** BEGIN INFORMATION SHOWN **

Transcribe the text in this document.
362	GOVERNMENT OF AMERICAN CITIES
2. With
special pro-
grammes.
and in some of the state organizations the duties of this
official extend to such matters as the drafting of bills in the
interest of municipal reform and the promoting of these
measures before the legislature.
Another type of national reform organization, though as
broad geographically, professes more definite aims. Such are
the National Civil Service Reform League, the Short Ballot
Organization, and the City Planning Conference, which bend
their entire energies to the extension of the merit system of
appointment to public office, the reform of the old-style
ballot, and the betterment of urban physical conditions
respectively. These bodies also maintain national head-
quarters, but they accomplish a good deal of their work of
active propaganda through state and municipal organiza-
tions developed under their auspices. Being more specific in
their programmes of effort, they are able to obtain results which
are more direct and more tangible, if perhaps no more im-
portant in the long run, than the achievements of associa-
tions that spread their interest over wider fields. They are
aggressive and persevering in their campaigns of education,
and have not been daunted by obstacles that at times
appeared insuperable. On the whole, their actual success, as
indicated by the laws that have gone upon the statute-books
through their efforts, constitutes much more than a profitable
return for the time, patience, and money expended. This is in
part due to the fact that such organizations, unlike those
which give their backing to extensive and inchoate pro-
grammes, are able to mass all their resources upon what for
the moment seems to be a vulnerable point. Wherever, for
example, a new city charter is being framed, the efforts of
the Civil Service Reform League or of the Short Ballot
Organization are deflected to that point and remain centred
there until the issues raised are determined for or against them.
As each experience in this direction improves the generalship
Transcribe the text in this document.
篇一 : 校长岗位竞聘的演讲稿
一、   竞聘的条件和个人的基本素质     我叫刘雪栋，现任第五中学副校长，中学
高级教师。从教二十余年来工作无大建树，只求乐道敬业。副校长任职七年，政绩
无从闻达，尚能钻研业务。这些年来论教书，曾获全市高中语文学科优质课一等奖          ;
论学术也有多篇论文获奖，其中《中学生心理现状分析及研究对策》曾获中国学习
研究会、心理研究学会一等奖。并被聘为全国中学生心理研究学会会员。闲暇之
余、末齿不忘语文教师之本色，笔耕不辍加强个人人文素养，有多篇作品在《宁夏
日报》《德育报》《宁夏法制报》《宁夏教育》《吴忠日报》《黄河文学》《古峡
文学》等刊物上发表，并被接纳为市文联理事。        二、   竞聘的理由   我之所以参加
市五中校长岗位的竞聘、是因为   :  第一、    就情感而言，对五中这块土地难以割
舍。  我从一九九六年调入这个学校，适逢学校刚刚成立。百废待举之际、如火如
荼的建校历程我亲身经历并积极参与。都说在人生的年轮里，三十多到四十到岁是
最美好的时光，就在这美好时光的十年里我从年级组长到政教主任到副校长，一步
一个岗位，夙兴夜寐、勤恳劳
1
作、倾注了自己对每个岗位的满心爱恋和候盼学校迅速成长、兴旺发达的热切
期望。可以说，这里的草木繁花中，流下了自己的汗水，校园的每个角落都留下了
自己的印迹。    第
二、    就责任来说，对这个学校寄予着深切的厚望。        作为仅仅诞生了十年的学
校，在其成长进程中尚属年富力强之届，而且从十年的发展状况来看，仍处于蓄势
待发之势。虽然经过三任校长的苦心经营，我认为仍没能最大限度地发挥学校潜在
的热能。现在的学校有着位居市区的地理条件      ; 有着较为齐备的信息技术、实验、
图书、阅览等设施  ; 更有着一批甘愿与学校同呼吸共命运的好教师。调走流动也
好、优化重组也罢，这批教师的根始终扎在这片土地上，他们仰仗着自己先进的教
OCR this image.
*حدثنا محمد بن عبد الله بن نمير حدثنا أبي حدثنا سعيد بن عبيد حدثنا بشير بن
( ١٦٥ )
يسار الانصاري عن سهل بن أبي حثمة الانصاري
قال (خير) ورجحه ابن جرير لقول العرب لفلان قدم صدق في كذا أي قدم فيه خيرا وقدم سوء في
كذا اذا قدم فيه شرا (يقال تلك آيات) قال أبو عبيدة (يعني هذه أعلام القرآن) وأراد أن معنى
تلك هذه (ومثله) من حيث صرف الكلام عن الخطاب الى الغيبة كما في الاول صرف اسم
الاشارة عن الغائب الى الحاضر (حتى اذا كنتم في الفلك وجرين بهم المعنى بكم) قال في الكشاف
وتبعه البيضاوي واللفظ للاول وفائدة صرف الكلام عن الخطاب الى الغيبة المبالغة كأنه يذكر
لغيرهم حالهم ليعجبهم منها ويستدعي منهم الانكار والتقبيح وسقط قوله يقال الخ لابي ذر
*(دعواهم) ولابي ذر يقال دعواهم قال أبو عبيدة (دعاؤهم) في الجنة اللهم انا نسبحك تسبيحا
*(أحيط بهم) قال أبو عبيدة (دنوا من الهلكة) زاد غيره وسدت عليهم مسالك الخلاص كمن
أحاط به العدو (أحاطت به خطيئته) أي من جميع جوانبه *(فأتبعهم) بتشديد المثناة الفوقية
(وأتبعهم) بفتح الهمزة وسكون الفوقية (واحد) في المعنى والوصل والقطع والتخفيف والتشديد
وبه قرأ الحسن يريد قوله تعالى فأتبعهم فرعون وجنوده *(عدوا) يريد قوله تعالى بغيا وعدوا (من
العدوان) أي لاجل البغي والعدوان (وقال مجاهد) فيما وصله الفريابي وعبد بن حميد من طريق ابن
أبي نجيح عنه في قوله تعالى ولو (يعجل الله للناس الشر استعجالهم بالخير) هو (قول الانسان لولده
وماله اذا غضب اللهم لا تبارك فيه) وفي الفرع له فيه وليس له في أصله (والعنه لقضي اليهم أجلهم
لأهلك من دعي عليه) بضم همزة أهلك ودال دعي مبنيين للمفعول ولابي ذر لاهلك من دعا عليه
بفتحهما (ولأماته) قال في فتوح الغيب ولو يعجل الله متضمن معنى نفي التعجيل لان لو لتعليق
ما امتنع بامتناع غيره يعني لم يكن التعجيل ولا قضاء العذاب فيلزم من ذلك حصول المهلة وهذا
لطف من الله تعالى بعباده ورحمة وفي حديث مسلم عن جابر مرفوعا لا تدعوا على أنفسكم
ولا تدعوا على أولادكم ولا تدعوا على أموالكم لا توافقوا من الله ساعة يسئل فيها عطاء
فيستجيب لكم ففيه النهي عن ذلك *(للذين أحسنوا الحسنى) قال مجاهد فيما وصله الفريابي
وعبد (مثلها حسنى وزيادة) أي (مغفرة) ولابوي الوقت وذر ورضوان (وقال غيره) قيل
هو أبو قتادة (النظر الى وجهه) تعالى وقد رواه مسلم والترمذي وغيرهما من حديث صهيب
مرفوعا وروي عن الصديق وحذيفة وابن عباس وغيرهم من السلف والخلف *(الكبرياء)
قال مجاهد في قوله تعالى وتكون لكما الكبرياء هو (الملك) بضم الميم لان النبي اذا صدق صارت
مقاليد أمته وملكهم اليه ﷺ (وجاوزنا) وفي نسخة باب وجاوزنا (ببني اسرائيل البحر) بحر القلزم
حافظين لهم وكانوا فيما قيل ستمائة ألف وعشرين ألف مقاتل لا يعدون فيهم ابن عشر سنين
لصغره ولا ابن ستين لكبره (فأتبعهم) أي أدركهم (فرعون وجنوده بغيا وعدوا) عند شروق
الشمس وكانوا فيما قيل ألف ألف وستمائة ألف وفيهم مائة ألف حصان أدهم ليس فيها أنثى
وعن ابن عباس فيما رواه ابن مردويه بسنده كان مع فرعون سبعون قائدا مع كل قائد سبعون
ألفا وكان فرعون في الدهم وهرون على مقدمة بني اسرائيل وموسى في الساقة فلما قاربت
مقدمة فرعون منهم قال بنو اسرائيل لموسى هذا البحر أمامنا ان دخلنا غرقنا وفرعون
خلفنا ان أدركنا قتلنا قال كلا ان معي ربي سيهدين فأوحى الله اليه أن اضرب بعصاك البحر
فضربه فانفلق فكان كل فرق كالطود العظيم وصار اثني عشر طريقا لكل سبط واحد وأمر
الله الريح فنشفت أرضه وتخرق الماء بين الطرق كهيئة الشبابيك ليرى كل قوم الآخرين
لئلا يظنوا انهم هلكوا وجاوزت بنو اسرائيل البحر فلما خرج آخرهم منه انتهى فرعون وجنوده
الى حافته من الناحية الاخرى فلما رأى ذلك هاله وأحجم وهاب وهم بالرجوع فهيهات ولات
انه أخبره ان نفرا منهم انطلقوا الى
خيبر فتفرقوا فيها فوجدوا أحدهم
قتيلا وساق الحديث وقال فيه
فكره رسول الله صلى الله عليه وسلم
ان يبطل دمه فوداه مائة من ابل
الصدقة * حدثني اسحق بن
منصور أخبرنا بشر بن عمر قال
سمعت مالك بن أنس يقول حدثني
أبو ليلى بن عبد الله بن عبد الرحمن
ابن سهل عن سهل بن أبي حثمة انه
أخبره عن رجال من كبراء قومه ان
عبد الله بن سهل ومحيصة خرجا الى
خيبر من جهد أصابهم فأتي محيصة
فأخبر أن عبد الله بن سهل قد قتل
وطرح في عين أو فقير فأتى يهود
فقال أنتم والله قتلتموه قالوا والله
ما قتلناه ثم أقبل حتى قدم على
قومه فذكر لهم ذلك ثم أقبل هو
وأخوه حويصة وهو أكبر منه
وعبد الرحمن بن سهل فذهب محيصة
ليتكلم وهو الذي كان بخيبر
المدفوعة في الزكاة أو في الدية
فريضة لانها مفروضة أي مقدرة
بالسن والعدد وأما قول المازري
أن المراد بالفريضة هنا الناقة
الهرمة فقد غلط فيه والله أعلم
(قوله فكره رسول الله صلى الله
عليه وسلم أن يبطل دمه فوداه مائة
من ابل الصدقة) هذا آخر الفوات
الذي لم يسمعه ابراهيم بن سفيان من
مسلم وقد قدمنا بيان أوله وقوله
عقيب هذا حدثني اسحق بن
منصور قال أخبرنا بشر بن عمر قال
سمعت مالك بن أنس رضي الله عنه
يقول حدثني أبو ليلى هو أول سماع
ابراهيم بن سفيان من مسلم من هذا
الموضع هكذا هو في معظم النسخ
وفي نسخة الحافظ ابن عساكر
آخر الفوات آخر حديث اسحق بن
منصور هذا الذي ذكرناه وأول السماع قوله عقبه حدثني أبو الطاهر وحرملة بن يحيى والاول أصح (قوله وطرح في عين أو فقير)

** END INFORMATION SHOWN **

• DIRECTIONS: Tally the lines of the records holding the word "أخبره", then state only the tally.

• EXERCISE RESPONSE: 2